Prompt: Write out the full listing exactly as given, minus the images.

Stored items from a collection

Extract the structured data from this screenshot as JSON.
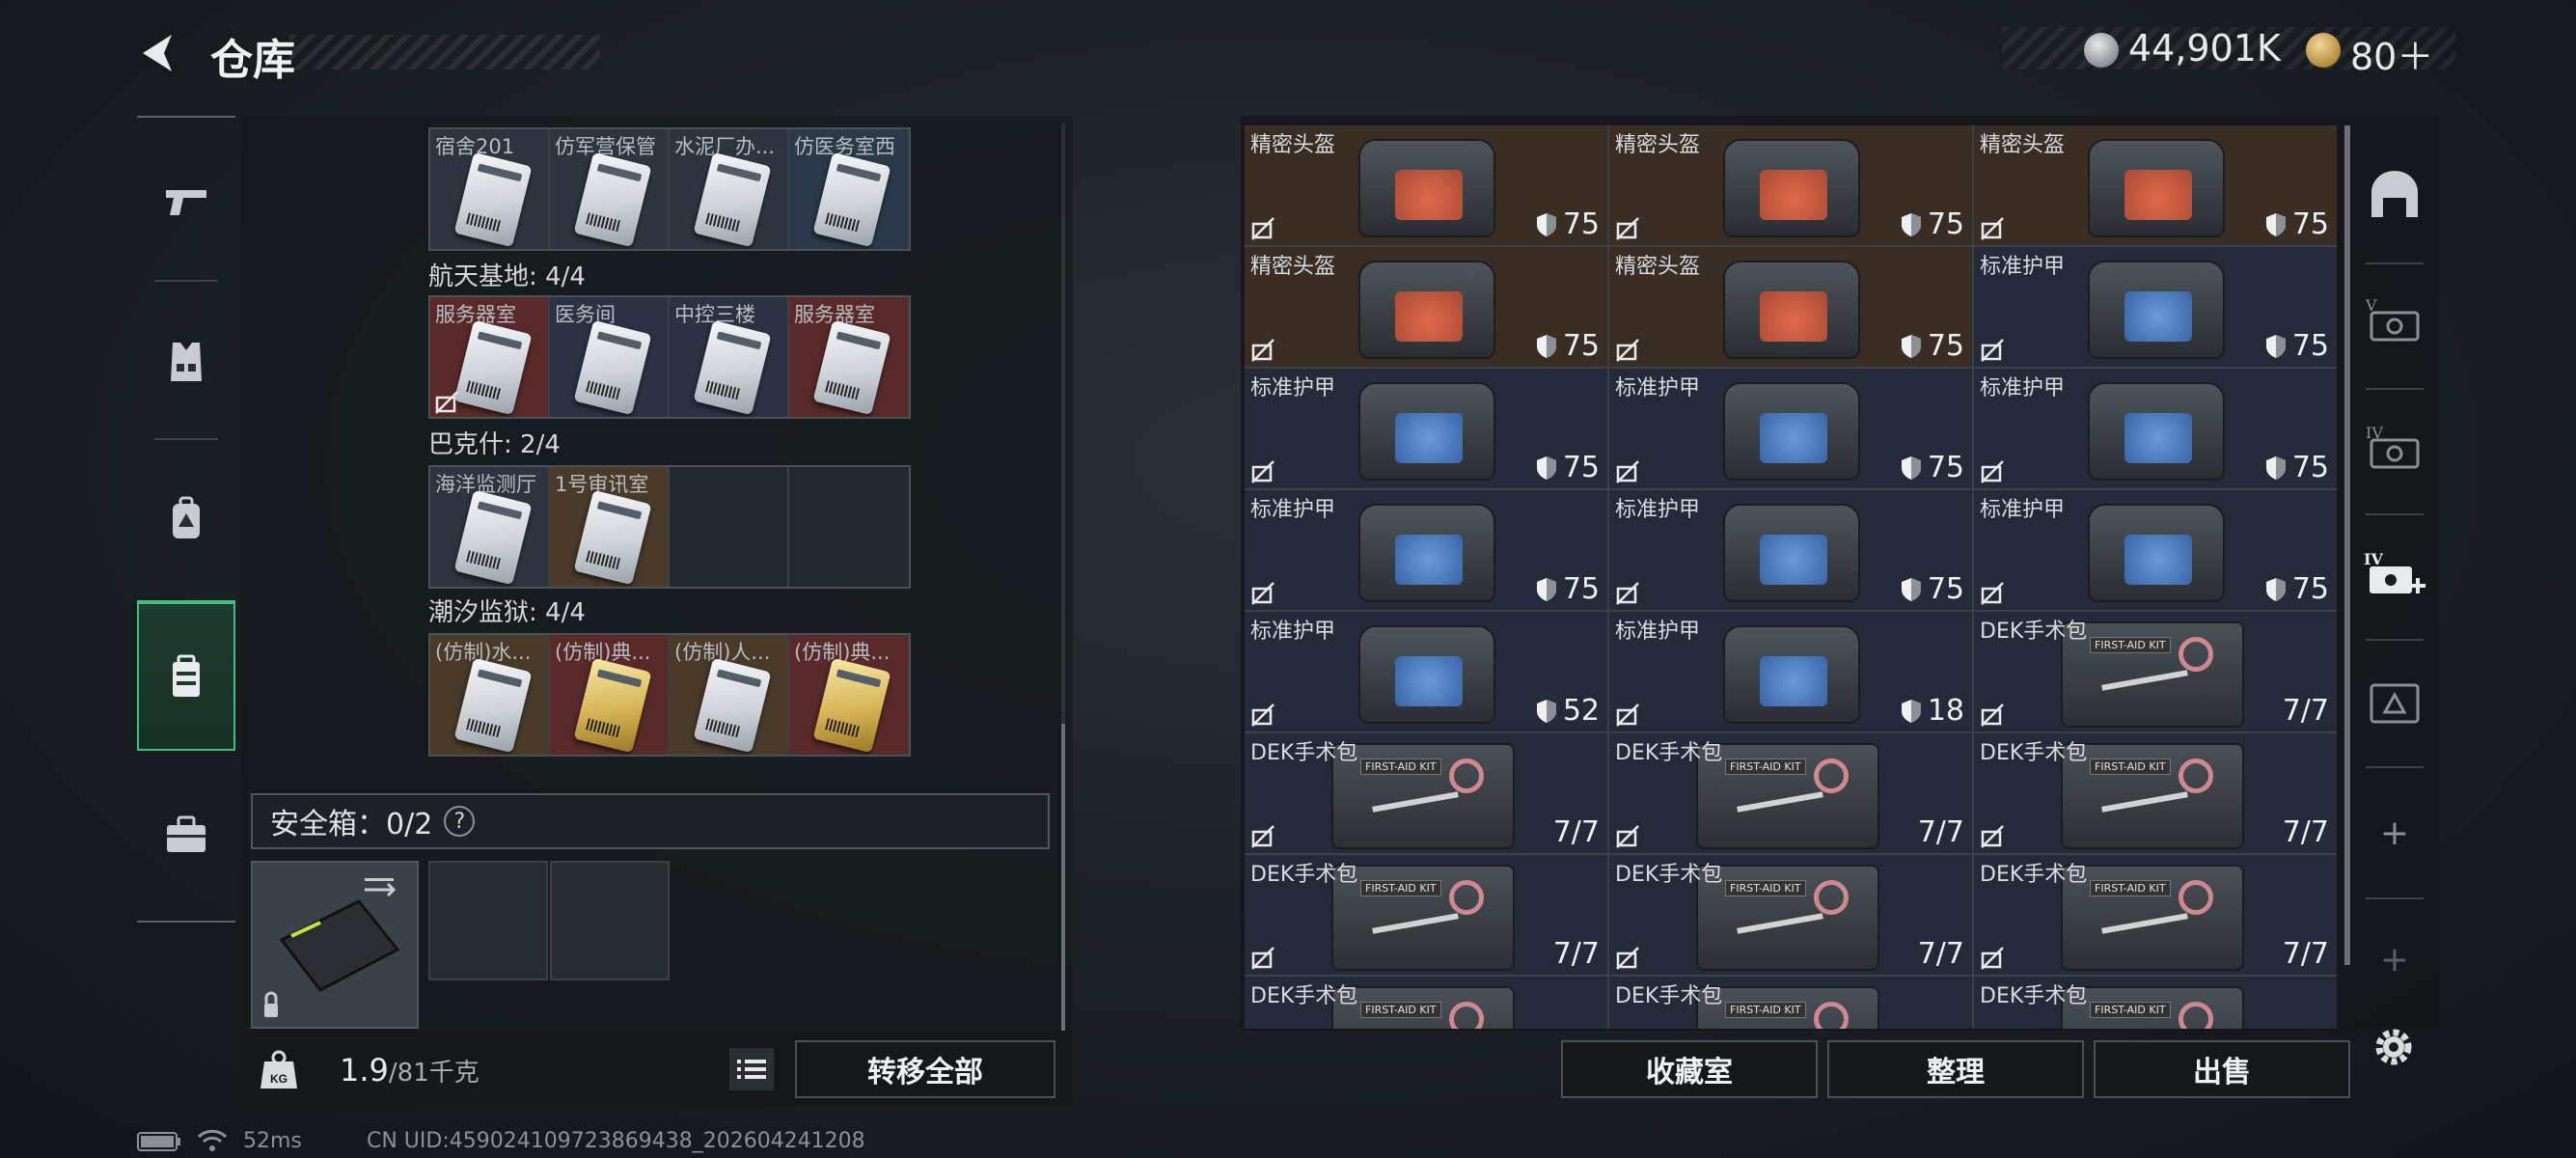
{
  "header": {
    "title": "仓库",
    "silver": "44,901K",
    "gold": "80＋"
  },
  "left_nav": {
    "items": [
      {
        "icon": "gun-icon"
      },
      {
        "icon": "vest-icon"
      },
      {
        "icon": "backpack-icon"
      },
      {
        "icon": "keycard-case-icon",
        "active": true
      },
      {
        "icon": "toolbox-icon"
      }
    ]
  },
  "key_sections": {
    "top_row": [
      "宿舍201",
      "仿军营保管",
      "水泥厂办...",
      "仿医务室西"
    ],
    "hangtian": {
      "label": "航天基地: 4/4",
      "cards": [
        "服务器室",
        "医务间",
        "中控三楼",
        "服务器室"
      ]
    },
    "bakeshi": {
      "label": "巴克什: 2/4",
      "cards": [
        "海洋监测厅",
        "1号审讯室"
      ]
    },
    "chaoxi": {
      "label": "潮汐监狱: 4/4",
      "cards": [
        "(仿制)水...",
        "(仿制)典...",
        "(仿制)人...",
        "(仿制)典..."
      ]
    }
  },
  "safe_box": {
    "label": "安全箱：0/2",
    "help": "?"
  },
  "weight": {
    "current": "1.9",
    "max": "/81千克",
    "kg_icon": "KG"
  },
  "buttons": {
    "transfer_all": "转移全部",
    "collection": "收藏室",
    "organize": "整理",
    "sell": "出售"
  },
  "status": {
    "ping": "52ms",
    "uid": "CN UID:459024109723869438_202604241208"
  },
  "inventory": {
    "items": [
      {
        "name": "精密头盔",
        "value": "75",
        "kind": "helmet"
      },
      {
        "name": "精密头盔",
        "value": "75",
        "kind": "helmet"
      },
      {
        "name": "精密头盔",
        "value": "75",
        "kind": "helmet"
      },
      {
        "name": "精密头盔",
        "value": "75",
        "kind": "helmet"
      },
      {
        "name": "精密头盔",
        "value": "75",
        "kind": "helmet"
      },
      {
        "name": "标准护甲",
        "value": "75",
        "kind": "armor"
      },
      {
        "name": "标准护甲",
        "value": "75",
        "kind": "armor"
      },
      {
        "name": "标准护甲",
        "value": "75",
        "kind": "armor"
      },
      {
        "name": "标准护甲",
        "value": "75",
        "kind": "armor"
      },
      {
        "name": "标准护甲",
        "value": "75",
        "kind": "armor"
      },
      {
        "name": "标准护甲",
        "value": "75",
        "kind": "armor"
      },
      {
        "name": "标准护甲",
        "value": "75",
        "kind": "armor"
      },
      {
        "name": "标准护甲",
        "value": "52",
        "kind": "armor"
      },
      {
        "name": "标准护甲",
        "value": "18",
        "kind": "armor"
      },
      {
        "name": "DEK手术包",
        "value": "7/7",
        "kind": "kit"
      },
      {
        "name": "DEK手术包",
        "value": "7/7",
        "kind": "kit"
      },
      {
        "name": "DEK手术包",
        "value": "7/7",
        "kind": "kit"
      },
      {
        "name": "DEK手术包",
        "value": "7/7",
        "kind": "kit"
      },
      {
        "name": "DEK手术包",
        "value": "7/7",
        "kind": "kit"
      },
      {
        "name": "DEK手术包",
        "value": "7/7",
        "kind": "kit"
      },
      {
        "name": "DEK手术包",
        "value": "7/7",
        "kind": "kit"
      },
      {
        "name": "DEK手术包",
        "value": "",
        "kind": "kit"
      },
      {
        "name": "DEK手术包",
        "value": "",
        "kind": "kit"
      },
      {
        "name": "DEK手术包",
        "value": "",
        "kind": "kit"
      }
    ],
    "kit_tag": "FIRST-AID KIT"
  },
  "right_tabs": [
    "helmet-slot-icon",
    "case-v-icon",
    "case-iv-icon",
    "case-iv-plus-icon",
    "case-lock-icon",
    "plus-icon",
    "plus-icon"
  ],
  "plus_label": "+"
}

Answer to the exercise:
Extract the structured data from this screenshot as JSON.
{
  "header": {
    "title": "仓库",
    "silver": "44,901K",
    "gold": "80＋"
  },
  "left_nav": {
    "items": [
      {
        "icon": "gun-icon"
      },
      {
        "icon": "vest-icon"
      },
      {
        "icon": "backpack-icon"
      },
      {
        "icon": "keycard-case-icon",
        "active": true
      },
      {
        "icon": "toolbox-icon"
      }
    ]
  },
  "key_sections": {
    "top_row": [
      "宿舍201",
      "仿军营保管",
      "水泥厂办...",
      "仿医务室西"
    ],
    "hangtian": {
      "label": "航天基地: 4/4",
      "cards": [
        "服务器室",
        "医务间",
        "中控三楼",
        "服务器室"
      ]
    },
    "bakeshi": {
      "label": "巴克什: 2/4",
      "cards": [
        "海洋监测厅",
        "1号审讯室"
      ]
    },
    "chaoxi": {
      "label": "潮汐监狱: 4/4",
      "cards": [
        "(仿制)水...",
        "(仿制)典...",
        "(仿制)人...",
        "(仿制)典..."
      ]
    }
  },
  "safe_box": {
    "label": "安全箱：0/2",
    "help": "?"
  },
  "weight": {
    "current": "1.9",
    "max": "/81千克",
    "kg_icon": "KG"
  },
  "buttons": {
    "transfer_all": "转移全部",
    "collection": "收藏室",
    "organize": "整理",
    "sell": "出售"
  },
  "status": {
    "ping": "52ms",
    "uid": "CN UID:459024109723869438_202604241208"
  },
  "inventory": {
    "items": [
      {
        "name": "精密头盔",
        "value": "75",
        "kind": "helmet"
      },
      {
        "name": "精密头盔",
        "value": "75",
        "kind": "helmet"
      },
      {
        "name": "精密头盔",
        "value": "75",
        "kind": "helmet"
      },
      {
        "name": "精密头盔",
        "value": "75",
        "kind": "helmet"
      },
      {
        "name": "精密头盔",
        "value": "75",
        "kind": "helmet"
      },
      {
        "name": "标准护甲",
        "value": "75",
        "kind": "armor"
      },
      {
        "name": "标准护甲",
        "value": "75",
        "kind": "armor"
      },
      {
        "name": "标准护甲",
        "value": "75",
        "kind": "armor"
      },
      {
        "name": "标准护甲",
        "value": "75",
        "kind": "armor"
      },
      {
        "name": "标准护甲",
        "value": "75",
        "kind": "armor"
      },
      {
        "name": "标准护甲",
        "value": "75",
        "kind": "armor"
      },
      {
        "name": "标准护甲",
        "value": "75",
        "kind": "armor"
      },
      {
        "name": "标准护甲",
        "value": "52",
        "kind": "armor"
      },
      {
        "name": "标准护甲",
        "value": "18",
        "kind": "armor"
      },
      {
        "name": "DEK手术包",
        "value": "7/7",
        "kind": "kit"
      },
      {
        "name": "DEK手术包",
        "value": "7/7",
        "kind": "kit"
      },
      {
        "name": "DEK手术包",
        "value": "7/7",
        "kind": "kit"
      },
      {
        "name": "DEK手术包",
        "value": "7/7",
        "kind": "kit"
      },
      {
        "name": "DEK手术包",
        "value": "7/7",
        "kind": "kit"
      },
      {
        "name": "DEK手术包",
        "value": "7/7",
        "kind": "kit"
      },
      {
        "name": "DEK手术包",
        "value": "7/7",
        "kind": "kit"
      },
      {
        "name": "DEK手术包",
        "value": "",
        "kind": "kit"
      },
      {
        "name": "DEK手术包",
        "value": "",
        "kind": "kit"
      },
      {
        "name": "DEK手术包",
        "value": "",
        "kind": "kit"
      }
    ],
    "kit_tag": "FIRST-AID KIT"
  },
  "right_tabs": [
    "helmet-slot-icon",
    "case-v-icon",
    "case-iv-icon",
    "case-iv-plus-icon",
    "case-lock-icon",
    "plus-icon",
    "plus-icon"
  ],
  "plus_label": "+"
}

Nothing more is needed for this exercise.